[Work to do]: Repeat the entire listing exactly.

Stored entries
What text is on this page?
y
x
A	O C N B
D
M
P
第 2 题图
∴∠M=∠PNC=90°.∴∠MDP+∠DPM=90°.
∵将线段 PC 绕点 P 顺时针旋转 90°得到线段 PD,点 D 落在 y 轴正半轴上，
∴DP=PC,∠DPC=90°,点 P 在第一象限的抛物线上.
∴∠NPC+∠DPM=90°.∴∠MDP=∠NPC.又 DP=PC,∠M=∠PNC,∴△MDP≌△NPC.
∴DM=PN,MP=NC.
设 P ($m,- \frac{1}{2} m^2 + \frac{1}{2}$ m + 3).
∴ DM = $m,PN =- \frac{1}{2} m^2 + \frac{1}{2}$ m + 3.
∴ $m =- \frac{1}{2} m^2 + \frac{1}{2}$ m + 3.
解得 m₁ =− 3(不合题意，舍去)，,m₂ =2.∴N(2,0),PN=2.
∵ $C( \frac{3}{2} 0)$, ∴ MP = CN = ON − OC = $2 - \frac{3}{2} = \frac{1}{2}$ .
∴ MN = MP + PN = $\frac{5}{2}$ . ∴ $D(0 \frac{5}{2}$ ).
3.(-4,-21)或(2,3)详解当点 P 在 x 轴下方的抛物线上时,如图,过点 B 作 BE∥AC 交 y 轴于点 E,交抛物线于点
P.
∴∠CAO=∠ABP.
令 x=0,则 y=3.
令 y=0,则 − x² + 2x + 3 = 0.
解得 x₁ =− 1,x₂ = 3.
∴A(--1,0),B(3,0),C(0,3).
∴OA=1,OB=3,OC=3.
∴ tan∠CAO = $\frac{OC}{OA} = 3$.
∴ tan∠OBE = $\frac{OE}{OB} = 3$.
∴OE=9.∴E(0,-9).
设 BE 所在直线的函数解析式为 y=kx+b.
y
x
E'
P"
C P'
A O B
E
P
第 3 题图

[The reply]:
What text is on this page?
y
x
A	O C N B
D
M
P
第 2 题图
∴∠M=∠PNC=90°.∴∠MDP+∠DPM=90°.
∵将线段 PC 绕点 P 顺时针旋转 90°得到线段 PD,点 D 落在 y 轴正半轴上，
∴DP=PC,∠DPC=90°,点 P 在第一象限的抛物线上.
∴∠NPC+∠DPM=90°.∴∠MDP=∠NPC.又 DP=PC,∠M=∠PNC,∴△MDP≌△NPC.
∴DM=PN,MP=NC.
设 P ($m,- \frac{1}{2} m^2 + \frac{1}{2}$ m + 3).
∴ DM = $m,PN =- \frac{1}{2} m^2 + \frac{1}{2}$ m + 3.
∴ $m =- \frac{1}{2} m^2 + \frac{1}{2}$ m + 3.
解得 m₁ =− 3(不合题意，舍去)，,m₂ =2.∴N(2,0),PN=2.
∵ $C( \frac{3}{2} 0)$, ∴ MP = CN = ON − OC = $2 - \frac{3}{2} = \frac{1}{2}$ .
∴ MN = MP + PN = $\frac{5}{2}$ . ∴ $D(0 \frac{5}{2}$ ).
3.(-4,-21)或(2,3)详解当点 P 在 x 轴下方的抛物线上时,如图,过点 B 作 BE∥AC 交 y 轴于点 E,交抛物线于点
P.
∴∠CAO=∠ABP.
令 x=0,则 y=3.
令 y=0,则 − x² + 2x + 3 = 0.
解得 x₁ =− 1,x₂ = 3.
∴A(--1,0),B(3,0),C(0,3).
∴OA=1,OB=3,OC=3.
∴ tan∠CAO = $\frac{OC}{OA} = 3$.
∴ tan∠OBE = $\frac{OE}{OB} = 3$.
∴OE=9.∴E(0,-9).
设 BE 所在直线的函数解析式为 y=kx+b.
y
x
E'
P"
C P'
A O B
E
P
第 3 题图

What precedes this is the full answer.